▶ _Description of the task_
Your task is to transcribe the data in full.

▶ _Record excerpts_

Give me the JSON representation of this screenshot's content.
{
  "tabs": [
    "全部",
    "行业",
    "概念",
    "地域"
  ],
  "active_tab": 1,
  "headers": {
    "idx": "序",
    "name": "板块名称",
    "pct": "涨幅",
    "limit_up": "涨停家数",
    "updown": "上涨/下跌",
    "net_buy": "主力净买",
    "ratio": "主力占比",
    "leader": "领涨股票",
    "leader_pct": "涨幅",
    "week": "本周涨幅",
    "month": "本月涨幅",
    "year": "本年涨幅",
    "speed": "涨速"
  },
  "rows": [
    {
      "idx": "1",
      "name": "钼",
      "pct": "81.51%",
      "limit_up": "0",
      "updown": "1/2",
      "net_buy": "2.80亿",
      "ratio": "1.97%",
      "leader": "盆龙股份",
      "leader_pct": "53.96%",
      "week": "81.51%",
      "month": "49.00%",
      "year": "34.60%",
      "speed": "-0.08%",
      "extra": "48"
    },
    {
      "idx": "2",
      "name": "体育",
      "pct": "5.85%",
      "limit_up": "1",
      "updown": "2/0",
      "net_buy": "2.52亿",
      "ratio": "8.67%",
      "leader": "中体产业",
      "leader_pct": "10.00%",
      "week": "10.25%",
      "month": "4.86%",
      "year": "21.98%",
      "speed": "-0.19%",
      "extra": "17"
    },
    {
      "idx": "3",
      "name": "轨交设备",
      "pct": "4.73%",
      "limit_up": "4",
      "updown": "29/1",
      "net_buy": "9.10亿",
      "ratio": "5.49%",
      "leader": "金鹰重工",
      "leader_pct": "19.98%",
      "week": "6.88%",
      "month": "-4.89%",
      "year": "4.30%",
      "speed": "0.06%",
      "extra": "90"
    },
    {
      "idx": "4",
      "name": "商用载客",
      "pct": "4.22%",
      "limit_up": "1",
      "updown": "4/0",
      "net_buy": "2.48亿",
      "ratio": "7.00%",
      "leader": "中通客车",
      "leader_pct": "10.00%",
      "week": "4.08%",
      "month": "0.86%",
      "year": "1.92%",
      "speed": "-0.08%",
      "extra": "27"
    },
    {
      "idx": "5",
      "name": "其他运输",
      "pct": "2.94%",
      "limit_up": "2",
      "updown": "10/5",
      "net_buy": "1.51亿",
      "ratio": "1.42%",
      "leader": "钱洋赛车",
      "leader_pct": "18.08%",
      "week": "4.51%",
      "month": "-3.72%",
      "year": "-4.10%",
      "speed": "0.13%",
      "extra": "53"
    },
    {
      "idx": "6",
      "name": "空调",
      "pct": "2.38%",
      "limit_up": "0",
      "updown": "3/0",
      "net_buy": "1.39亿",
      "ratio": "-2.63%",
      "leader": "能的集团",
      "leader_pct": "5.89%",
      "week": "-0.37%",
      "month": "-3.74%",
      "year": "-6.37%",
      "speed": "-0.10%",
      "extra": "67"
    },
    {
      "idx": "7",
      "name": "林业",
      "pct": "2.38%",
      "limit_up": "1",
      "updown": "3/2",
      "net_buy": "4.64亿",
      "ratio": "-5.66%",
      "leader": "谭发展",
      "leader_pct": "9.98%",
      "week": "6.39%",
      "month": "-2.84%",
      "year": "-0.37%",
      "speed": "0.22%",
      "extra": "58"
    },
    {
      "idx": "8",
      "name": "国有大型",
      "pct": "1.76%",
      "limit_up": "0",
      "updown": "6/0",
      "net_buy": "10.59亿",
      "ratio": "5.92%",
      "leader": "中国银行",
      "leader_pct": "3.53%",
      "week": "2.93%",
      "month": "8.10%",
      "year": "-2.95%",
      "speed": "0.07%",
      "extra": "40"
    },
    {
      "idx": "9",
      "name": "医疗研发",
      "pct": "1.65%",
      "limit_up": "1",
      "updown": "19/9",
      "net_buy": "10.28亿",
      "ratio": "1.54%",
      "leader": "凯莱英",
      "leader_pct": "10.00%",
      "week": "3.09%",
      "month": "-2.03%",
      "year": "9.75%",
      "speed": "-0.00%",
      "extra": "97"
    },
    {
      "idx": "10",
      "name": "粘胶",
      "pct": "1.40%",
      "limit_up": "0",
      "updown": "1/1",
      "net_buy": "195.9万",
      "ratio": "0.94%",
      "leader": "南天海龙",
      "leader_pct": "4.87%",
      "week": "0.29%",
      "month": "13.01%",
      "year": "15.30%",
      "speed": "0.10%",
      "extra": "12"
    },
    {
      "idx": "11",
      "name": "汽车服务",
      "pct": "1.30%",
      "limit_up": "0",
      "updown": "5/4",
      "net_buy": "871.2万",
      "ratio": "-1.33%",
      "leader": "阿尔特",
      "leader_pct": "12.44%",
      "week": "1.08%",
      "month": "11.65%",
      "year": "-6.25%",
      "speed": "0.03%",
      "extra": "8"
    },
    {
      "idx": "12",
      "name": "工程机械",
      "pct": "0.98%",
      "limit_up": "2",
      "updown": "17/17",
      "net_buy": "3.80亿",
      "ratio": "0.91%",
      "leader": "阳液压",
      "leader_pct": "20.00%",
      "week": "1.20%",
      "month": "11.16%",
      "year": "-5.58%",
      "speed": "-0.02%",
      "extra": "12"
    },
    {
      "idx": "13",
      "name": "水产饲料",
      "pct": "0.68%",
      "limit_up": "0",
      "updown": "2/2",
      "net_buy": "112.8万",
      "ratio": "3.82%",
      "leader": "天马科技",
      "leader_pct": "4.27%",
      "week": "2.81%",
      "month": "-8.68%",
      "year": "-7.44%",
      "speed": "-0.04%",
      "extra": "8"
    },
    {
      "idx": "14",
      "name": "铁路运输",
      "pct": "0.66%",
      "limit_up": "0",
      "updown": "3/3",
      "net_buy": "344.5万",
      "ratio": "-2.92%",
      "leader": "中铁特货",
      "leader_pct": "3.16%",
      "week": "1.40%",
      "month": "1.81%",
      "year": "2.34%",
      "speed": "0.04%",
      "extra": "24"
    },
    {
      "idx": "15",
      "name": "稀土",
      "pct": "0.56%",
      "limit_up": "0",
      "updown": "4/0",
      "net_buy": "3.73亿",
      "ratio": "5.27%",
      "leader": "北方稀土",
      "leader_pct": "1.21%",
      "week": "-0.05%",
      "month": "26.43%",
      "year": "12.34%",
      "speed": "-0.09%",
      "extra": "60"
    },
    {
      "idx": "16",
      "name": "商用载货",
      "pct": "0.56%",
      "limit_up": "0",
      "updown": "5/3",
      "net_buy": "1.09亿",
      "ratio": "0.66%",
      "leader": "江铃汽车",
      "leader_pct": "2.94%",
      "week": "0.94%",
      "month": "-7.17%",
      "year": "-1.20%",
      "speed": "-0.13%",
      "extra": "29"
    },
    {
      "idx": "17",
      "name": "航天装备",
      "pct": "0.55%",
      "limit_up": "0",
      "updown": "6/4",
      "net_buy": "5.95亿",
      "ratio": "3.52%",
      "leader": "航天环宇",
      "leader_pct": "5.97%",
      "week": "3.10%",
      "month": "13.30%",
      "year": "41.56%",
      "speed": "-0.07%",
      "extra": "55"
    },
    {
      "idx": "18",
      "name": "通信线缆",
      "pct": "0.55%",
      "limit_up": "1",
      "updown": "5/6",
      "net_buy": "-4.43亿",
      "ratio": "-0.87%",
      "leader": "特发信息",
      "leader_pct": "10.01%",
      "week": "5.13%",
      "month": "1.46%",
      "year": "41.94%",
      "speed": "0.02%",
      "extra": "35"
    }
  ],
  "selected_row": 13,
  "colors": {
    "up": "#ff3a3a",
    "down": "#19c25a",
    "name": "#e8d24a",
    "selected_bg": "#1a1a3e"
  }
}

▶ _Solution to the problem_
Give me the JSON representation of this screenshot's content.
{
  "tabs": [
    "全部",
    "行业",
    "概念",
    "地域"
  ],
  "active_tab": 1,
  "headers": {
    "idx": "序",
    "name": "板块名称",
    "pct": "涨幅",
    "limit_up": "涨停家数",
    "updown": "上涨/下跌",
    "net_buy": "主力净买",
    "ratio": "主力占比",
    "leader": "领涨股票",
    "leader_pct": "涨幅",
    "week": "本周涨幅",
    "month": "本月涨幅",
    "year": "本年涨幅",
    "speed": "涨速"
  },
  "rows": [
    {
      "idx": "1",
      "name": "钼",
      "pct": "81.51%",
      "limit_up": "0",
      "updown": "1/2",
      "net_buy": "2.80亿",
      "ratio": "1.97%",
      "leader": "盆龙股份",
      "leader_pct": "53.96%",
      "week": "81.51%",
      "month": "49.00%",
      "year": "34.60%",
      "speed": "-0.08%",
      "extra": "48"
    },
    {
      "idx": "2",
      "name": "体育",
      "pct": "5.85%",
      "limit_up": "1",
      "updown": "2/0",
      "net_buy": "2.52亿",
      "ratio": "8.67%",
      "leader": "中体产业",
      "leader_pct": "10.00%",
      "week": "10.25%",
      "month": "4.86%",
      "year": "21.98%",
      "speed": "-0.19%",
      "extra": "17"
    },
    {
      "idx": "3",
      "name": "轨交设备",
      "pct": "4.73%",
      "limit_up": "4",
      "updown": "29/1",
      "net_buy": "9.10亿",
      "ratio": "5.49%",
      "leader": "金鹰重工",
      "leader_pct": "19.98%",
      "week": "6.88%",
      "month": "-4.89%",
      "year": "4.30%",
      "speed": "0.06%",
      "extra": "90"
    },
    {
      "idx": "4",
      "name": "商用载客",
      "pct": "4.22%",
      "limit_up": "1",
      "updown": "4/0",
      "net_buy": "2.48亿",
      "ratio": "7.00%",
      "leader": "中通客车",
      "leader_pct": "10.00%",
      "week": "4.08%",
      "month": "0.86%",
      "year": "1.92%",
      "speed": "-0.08%",
      "extra": "27"
    },
    {
      "idx": "5",
      "name": "其他运输",
      "pct": "2.94%",
      "limit_up": "2",
      "updown": "10/5",
      "net_buy": "1.51亿",
      "ratio": "1.42%",
      "leader": "钱洋赛车",
      "leader_pct": "18.08%",
      "week": "4.51%",
      "month": "-3.72%",
      "year": "-4.10%",
      "speed": "0.13%",
      "extra": "53"
    },
    {
      "idx": "6",
      "name": "空调",
      "pct": "2.38%",
      "limit_up": "0",
      "updown": "3/0",
      "net_buy": "1.39亿",
      "ratio": "-2.63%",
      "leader": "能的集团",
      "leader_pct": "5.89%",
      "week": "-0.37%",
      "month": "-3.74%",
      "year": "-6.37%",
      "speed": "-0.10%",
      "extra": "67"
    },
    {
      "idx": "7",
      "name": "林业",
      "pct": "2.38%",
      "limit_up": "1",
      "updown": "3/2",
      "net_buy": "4.64亿",
      "ratio": "-5.66%",
      "leader": "谭发展",
      "leader_pct": "9.98%",
      "week": "6.39%",
      "month": "-2.84%",
      "year": "-0.37%",
      "speed": "0.22%",
      "extra": "58"
    },
    {
      "idx": "8",
      "name": "国有大型",
      "pct": "1.76%",
      "limit_up": "0",
      "updown": "6/0",
      "net_buy": "10.59亿",
      "ratio": "5.92%",
      "leader": "中国银行",
      "leader_pct": "3.53%",
      "week": "2.93%",
      "month": "8.10%",
      "year": "-2.95%",
      "speed": "0.07%",
      "extra": "40"
    },
    {
      "idx": "9",
      "name": "医疗研发",
      "pct": "1.65%",
      "limit_up": "1",
      "updown": "19/9",
      "net_buy": "10.28亿",
      "ratio": "1.54%",
      "leader": "凯莱英",
      "leader_pct": "10.00%",
      "week": "3.09%",
      "month": "-2.03%",
      "year": "9.75%",
      "speed": "-0.00%",
      "extra": "97"
    },
    {
      "idx": "10",
      "name": "粘胶",
      "pct": "1.40%",
      "limit_up": "0",
      "updown": "1/1",
      "net_buy": "195.9万",
      "ratio": "0.94%",
      "leader": "南天海龙",
      "leader_pct": "4.87%",
      "week": "0.29%",
      "month": "13.01%",
      "year": "15.30%",
      "speed": "0.10%",
      "extra": "12"
    },
    {
      "idx": "11",
      "name": "汽车服务",
      "pct": "1.30%",
      "limit_up": "0",
      "updown": "5/4",
      "net_buy": "871.2万",
      "ratio": "-1.33%",
      "leader": "阿尔特",
      "leader_pct": "12.44%",
      "week": "1.08%",
      "month": "11.65%",
      "year": "-6.25%",
      "speed": "0.03%",
      "extra": "8"
    },
    {
      "idx": "12",
      "name": "工程机械",
      "pct": "0.98%",
      "limit_up": "2",
      "updown": "17/17",
      "net_buy": "3.80亿",
      "ratio": "0.91%",
      "leader": "阳液压",
      "leader_pct": "20.00%",
      "week": "1.20%",
      "month": "11.16%",
      "year": "-5.58%",
      "speed": "-0.02%",
      "extra": "12"
    },
    {
      "idx": "13",
      "name": "水产饲料",
      "pct": "0.68%",
      "limit_up": "0",
      "updown": "2/2",
      "net_buy": "112.8万",
      "ratio": "3.82%",
      "leader": "天马科技",
      "leader_pct": "4.27%",
      "week": "2.81%",
      "month": "-8.68%",
      "year": "-7.44%",
      "speed": "-0.04%",
      "extra": "8"
    },
    {
      "idx": "14",
      "name": "铁路运输",
      "pct": "0.66%",
      "limit_up": "0",
      "updown": "3/3",
      "net_buy": "344.5万",
      "ratio": "-2.92%",
      "leader": "中铁特货",
      "leader_pct": "3.16%",
      "week": "1.40%",
      "month": "1.81%",
      "year": "2.34%",
      "speed": "0.04%",
      "extra": "24"
    },
    {
      "idx": "15",
      "name": "稀土",
      "pct": "0.56%",
      "limit_up": "0",
      "updown": "4/0",
      "net_buy": "3.73亿",
      "ratio": "5.27%",
      "leader": "北方稀土",
      "leader_pct": "1.21%",
      "week": "-0.05%",
      "month": "26.43%",
      "year": "12.34%",
      "speed": "-0.09%",
      "extra": "60"
    },
    {
      "idx": "16",
      "name": "商用载货",
      "pct": "0.56%",
      "limit_up": "0",
      "updown": "5/3",
      "net_buy": "1.09亿",
      "ratio": "0.66%",
      "leader": "江铃汽车",
      "leader_pct": "2.94%",
      "week": "0.94%",
      "month": "-7.17%",
      "year": "-1.20%",
      "speed": "-0.13%",
      "extra": "29"
    },
    {
      "idx": "17",
      "name": "航天装备",
      "pct": "0.55%",
      "limit_up": "0",
      "updown": "6/4",
      "net_buy": "5.95亿",
      "ratio": "3.52%",
      "leader": "航天环宇",
      "leader_pct": "5.97%",
      "week": "3.10%",
      "month": "13.30%",
      "year": "41.56%",
      "speed": "-0.07%",
      "extra": "55"
    },
    {
      "idx": "18",
      "name": "通信线缆",
      "pct": "0.55%",
      "limit_up": "1",
      "updown": "5/6",
      "net_buy": "-4.43亿",
      "ratio": "-0.87%",
      "leader": "特发信息",
      "leader_pct": "10.01%",
      "week": "5.13%",
      "month": "1.46%",
      "year": "41.94%",
      "speed": "0.02%",
      "extra": "35"
    }
  ],
  "selected_row": 13,
  "colors": {
    "up": "#ff3a3a",
    "down": "#19c25a",
    "name": "#e8d24a",
    "selected_bg": "#1a1a3e"
  }
}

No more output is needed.